──────── Data in this exercise

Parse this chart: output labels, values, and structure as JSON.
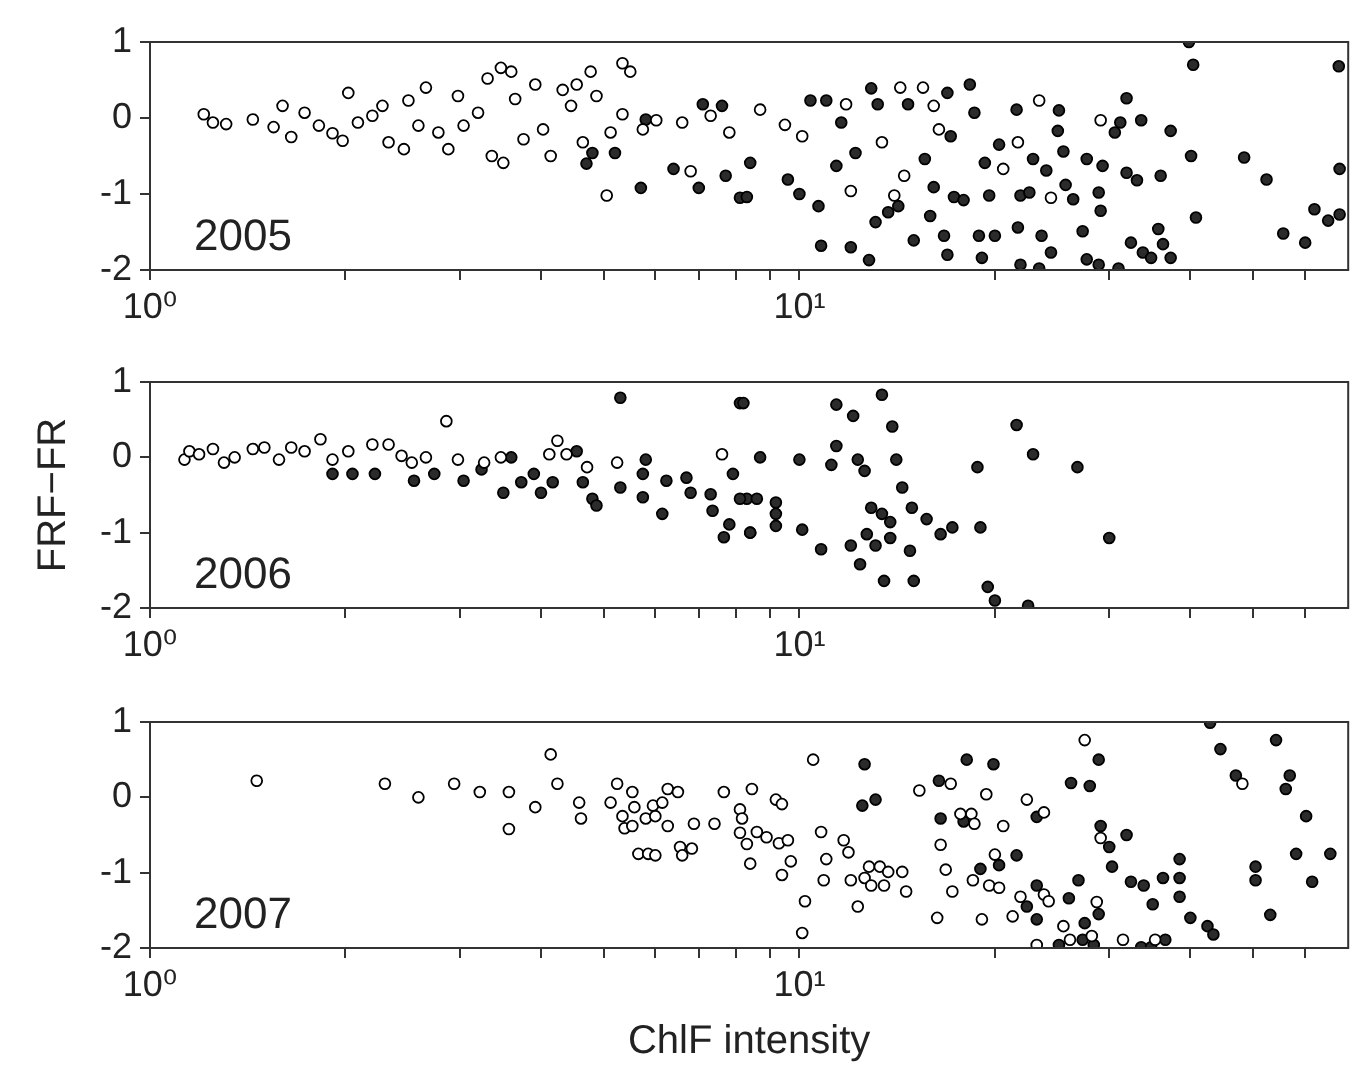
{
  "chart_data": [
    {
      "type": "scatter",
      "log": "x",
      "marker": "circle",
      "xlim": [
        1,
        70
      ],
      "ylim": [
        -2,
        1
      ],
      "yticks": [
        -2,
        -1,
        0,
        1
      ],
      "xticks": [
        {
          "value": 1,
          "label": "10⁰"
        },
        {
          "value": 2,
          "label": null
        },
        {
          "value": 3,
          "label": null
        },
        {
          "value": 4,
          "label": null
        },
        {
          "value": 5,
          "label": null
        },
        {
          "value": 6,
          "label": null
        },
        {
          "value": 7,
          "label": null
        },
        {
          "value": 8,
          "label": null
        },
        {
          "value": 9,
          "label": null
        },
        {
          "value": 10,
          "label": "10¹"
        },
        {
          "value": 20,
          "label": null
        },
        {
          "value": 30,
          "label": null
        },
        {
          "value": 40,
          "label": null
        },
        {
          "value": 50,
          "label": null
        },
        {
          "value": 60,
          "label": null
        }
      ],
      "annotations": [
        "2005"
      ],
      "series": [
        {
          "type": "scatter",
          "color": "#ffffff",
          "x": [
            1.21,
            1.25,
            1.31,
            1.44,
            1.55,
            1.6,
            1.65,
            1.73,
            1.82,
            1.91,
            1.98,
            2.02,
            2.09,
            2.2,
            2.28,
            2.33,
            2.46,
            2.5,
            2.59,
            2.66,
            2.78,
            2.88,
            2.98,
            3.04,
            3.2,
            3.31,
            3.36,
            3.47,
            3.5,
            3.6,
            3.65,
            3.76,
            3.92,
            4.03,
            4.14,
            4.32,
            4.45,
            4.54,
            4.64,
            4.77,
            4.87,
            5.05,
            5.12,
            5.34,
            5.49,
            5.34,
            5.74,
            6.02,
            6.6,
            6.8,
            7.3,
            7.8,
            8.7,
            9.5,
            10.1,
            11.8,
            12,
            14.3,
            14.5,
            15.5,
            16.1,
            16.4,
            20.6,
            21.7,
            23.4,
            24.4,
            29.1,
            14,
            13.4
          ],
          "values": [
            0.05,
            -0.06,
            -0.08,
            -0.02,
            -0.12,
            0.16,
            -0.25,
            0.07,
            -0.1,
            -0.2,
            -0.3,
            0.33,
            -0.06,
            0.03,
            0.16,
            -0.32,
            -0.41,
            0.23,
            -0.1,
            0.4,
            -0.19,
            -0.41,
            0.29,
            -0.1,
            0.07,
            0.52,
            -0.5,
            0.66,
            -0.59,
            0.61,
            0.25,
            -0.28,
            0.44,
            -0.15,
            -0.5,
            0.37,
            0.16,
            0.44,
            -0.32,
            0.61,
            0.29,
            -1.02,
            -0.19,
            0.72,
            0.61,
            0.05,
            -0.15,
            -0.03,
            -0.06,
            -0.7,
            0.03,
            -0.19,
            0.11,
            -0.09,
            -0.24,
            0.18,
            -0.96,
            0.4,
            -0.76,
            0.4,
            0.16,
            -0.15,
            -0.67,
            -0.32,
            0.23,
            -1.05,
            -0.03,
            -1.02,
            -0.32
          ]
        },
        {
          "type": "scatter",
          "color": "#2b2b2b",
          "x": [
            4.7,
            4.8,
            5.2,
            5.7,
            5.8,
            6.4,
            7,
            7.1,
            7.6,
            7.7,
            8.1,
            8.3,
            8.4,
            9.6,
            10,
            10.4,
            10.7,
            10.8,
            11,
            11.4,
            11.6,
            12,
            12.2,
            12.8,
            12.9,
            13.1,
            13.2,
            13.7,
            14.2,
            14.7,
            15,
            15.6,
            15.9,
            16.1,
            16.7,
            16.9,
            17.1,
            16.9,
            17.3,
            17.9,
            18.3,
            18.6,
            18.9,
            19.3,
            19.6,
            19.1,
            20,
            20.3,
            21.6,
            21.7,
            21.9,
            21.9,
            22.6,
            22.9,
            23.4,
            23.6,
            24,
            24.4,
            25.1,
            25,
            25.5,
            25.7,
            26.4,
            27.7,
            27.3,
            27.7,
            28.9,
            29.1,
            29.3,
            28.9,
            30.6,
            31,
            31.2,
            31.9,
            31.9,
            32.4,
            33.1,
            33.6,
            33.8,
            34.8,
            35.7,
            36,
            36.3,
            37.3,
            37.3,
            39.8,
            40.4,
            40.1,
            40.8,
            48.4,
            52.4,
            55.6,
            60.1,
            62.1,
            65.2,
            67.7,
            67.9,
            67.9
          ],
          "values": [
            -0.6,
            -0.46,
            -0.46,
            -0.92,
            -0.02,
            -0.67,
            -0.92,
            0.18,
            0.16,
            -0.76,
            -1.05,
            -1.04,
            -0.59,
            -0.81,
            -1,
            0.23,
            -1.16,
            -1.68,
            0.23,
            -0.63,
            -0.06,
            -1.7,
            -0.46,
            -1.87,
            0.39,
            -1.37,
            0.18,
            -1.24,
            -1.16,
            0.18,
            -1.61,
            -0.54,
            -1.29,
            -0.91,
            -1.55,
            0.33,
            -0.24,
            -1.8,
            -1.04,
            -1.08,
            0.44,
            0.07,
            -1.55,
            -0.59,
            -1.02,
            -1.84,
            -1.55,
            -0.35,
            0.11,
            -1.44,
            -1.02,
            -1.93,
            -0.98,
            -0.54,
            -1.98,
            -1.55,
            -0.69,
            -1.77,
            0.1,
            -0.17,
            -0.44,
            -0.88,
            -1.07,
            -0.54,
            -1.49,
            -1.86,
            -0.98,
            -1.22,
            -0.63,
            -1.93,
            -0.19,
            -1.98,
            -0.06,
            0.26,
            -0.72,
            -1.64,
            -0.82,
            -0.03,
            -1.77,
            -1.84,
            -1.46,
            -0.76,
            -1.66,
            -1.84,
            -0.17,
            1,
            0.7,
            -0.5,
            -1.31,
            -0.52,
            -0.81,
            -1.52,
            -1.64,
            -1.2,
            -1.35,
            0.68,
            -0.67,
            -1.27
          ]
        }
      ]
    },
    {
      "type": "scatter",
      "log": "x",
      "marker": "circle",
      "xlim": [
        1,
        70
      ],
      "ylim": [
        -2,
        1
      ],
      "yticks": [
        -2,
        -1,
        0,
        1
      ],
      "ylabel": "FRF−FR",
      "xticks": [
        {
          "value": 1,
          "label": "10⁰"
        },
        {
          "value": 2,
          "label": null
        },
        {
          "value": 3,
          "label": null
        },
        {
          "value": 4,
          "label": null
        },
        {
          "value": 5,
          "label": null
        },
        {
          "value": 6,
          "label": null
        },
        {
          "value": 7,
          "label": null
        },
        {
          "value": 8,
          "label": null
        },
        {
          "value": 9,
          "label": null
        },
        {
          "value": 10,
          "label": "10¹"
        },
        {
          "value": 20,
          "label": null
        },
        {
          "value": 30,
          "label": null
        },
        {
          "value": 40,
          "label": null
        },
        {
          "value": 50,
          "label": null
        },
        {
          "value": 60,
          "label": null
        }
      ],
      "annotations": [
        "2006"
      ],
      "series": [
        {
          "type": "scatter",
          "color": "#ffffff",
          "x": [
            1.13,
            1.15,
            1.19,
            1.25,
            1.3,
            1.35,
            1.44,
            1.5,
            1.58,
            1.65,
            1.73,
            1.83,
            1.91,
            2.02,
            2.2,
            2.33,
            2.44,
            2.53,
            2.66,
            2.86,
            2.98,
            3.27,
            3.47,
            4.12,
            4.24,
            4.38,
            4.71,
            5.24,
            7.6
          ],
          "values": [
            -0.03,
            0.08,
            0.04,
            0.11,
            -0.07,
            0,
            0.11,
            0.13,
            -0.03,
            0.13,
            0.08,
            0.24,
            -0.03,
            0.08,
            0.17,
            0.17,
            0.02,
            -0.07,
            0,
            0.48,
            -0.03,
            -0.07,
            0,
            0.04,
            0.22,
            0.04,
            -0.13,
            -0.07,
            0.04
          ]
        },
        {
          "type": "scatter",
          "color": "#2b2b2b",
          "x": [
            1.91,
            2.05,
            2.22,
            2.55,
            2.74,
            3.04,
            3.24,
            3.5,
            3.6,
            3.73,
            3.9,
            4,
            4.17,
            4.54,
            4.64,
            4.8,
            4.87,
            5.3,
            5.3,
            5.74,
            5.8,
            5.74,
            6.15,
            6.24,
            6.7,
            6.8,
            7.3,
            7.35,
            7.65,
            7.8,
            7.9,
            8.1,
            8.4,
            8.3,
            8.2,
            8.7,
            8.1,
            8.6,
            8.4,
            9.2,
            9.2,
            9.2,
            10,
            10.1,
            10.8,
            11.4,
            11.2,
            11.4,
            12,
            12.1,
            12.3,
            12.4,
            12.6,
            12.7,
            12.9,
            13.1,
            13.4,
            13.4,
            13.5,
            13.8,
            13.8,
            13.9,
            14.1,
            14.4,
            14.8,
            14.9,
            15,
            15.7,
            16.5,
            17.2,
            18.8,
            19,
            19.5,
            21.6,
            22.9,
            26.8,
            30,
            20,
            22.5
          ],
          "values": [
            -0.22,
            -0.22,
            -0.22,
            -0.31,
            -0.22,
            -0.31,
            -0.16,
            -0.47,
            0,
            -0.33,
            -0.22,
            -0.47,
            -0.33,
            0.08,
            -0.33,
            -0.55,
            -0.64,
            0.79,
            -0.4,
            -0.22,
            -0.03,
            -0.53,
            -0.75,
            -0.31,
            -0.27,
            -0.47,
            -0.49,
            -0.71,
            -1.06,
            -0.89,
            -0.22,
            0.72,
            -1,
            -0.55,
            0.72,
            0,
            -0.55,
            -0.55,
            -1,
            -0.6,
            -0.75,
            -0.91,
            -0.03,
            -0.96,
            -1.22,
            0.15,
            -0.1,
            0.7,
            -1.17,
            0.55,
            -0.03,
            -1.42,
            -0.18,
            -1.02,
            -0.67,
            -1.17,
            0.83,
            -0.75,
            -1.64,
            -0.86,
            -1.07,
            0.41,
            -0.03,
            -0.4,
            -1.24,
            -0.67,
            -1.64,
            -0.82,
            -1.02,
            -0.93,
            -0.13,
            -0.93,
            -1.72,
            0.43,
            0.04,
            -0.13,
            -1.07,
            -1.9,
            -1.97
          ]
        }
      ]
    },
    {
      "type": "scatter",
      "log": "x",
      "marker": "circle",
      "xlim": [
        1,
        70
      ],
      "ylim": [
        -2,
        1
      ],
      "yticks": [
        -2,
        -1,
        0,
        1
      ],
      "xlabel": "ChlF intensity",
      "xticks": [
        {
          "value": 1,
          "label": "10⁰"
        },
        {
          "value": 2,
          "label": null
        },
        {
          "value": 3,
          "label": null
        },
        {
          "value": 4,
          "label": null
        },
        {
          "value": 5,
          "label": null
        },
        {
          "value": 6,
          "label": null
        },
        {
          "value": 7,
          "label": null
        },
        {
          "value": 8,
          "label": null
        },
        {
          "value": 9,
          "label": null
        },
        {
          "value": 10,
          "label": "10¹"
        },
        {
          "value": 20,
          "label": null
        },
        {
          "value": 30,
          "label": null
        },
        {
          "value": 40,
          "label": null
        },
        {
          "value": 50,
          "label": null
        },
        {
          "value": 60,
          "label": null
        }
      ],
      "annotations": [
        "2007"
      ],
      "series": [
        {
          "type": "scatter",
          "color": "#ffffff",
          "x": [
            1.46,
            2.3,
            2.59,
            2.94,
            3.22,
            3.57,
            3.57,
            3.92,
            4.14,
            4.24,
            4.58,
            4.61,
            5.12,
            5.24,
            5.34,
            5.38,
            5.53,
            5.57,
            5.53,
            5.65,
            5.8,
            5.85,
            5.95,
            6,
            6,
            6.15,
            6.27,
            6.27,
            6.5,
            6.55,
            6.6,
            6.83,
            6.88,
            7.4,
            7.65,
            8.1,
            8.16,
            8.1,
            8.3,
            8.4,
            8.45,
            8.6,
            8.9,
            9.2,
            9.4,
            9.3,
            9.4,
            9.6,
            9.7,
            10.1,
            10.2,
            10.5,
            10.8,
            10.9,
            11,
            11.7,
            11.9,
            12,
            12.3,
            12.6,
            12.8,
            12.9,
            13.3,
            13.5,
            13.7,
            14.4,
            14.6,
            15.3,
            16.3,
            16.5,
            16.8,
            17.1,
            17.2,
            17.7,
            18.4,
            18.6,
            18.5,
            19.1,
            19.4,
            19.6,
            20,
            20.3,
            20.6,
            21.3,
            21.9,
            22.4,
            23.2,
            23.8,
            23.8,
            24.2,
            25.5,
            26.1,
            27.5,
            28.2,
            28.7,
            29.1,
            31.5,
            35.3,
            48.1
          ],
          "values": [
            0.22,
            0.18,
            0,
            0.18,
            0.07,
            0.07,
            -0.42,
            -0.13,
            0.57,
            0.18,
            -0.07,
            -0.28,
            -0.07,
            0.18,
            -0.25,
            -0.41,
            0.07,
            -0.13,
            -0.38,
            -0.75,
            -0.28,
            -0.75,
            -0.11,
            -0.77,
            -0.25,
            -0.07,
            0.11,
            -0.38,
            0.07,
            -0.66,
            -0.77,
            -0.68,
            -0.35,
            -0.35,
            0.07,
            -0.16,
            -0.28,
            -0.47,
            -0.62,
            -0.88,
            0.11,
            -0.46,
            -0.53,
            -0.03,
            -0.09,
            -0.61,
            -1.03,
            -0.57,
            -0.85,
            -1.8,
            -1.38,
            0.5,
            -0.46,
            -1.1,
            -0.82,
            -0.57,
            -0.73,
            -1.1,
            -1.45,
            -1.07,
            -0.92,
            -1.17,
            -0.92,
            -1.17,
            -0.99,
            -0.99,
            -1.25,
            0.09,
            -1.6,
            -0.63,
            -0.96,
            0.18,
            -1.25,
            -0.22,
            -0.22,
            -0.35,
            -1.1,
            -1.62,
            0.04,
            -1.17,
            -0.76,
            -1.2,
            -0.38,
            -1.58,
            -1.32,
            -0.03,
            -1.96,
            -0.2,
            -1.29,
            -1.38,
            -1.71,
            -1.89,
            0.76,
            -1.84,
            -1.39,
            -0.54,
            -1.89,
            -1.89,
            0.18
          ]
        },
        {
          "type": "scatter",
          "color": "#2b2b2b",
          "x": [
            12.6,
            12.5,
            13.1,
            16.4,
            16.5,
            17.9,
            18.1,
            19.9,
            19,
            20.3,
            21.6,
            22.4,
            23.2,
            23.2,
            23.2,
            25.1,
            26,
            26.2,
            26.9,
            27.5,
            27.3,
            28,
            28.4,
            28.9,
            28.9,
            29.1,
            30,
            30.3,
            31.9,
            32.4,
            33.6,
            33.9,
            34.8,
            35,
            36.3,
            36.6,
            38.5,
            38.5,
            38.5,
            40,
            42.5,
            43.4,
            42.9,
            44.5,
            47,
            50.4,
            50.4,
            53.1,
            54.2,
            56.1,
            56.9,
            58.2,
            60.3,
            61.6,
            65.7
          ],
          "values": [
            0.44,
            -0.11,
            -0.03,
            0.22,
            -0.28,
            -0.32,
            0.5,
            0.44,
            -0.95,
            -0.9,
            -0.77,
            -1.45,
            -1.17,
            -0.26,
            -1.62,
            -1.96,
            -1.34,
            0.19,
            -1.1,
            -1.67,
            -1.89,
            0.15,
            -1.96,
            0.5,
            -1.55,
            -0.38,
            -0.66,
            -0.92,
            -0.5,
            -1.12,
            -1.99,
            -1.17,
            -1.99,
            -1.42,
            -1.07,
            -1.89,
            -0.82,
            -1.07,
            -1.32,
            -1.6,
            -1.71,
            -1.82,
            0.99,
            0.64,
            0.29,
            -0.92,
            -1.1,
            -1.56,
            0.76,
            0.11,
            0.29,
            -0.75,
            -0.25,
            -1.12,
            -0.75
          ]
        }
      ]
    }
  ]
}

────────────────
──────── Data in this exercise

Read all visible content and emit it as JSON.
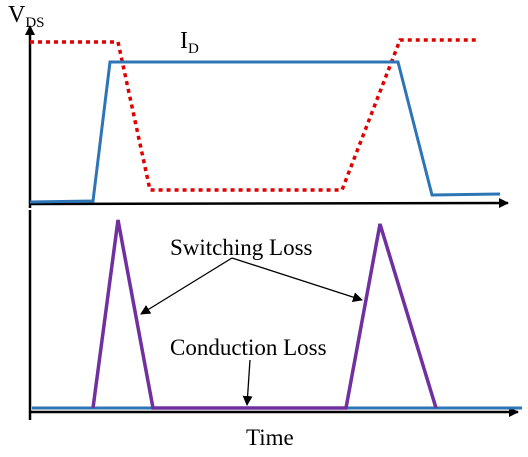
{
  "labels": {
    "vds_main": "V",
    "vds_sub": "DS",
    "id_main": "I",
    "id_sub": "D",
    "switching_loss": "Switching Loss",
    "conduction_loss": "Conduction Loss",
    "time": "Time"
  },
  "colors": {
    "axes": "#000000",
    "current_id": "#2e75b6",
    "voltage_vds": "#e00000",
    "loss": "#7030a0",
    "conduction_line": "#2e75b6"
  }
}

────────────────

◆ Written request ◆
Copy every line of the records above that contains "labels".

◆ Result of this exercise ◆
Parse this chart: output labels, values, and structure as JSON.
  "labels": {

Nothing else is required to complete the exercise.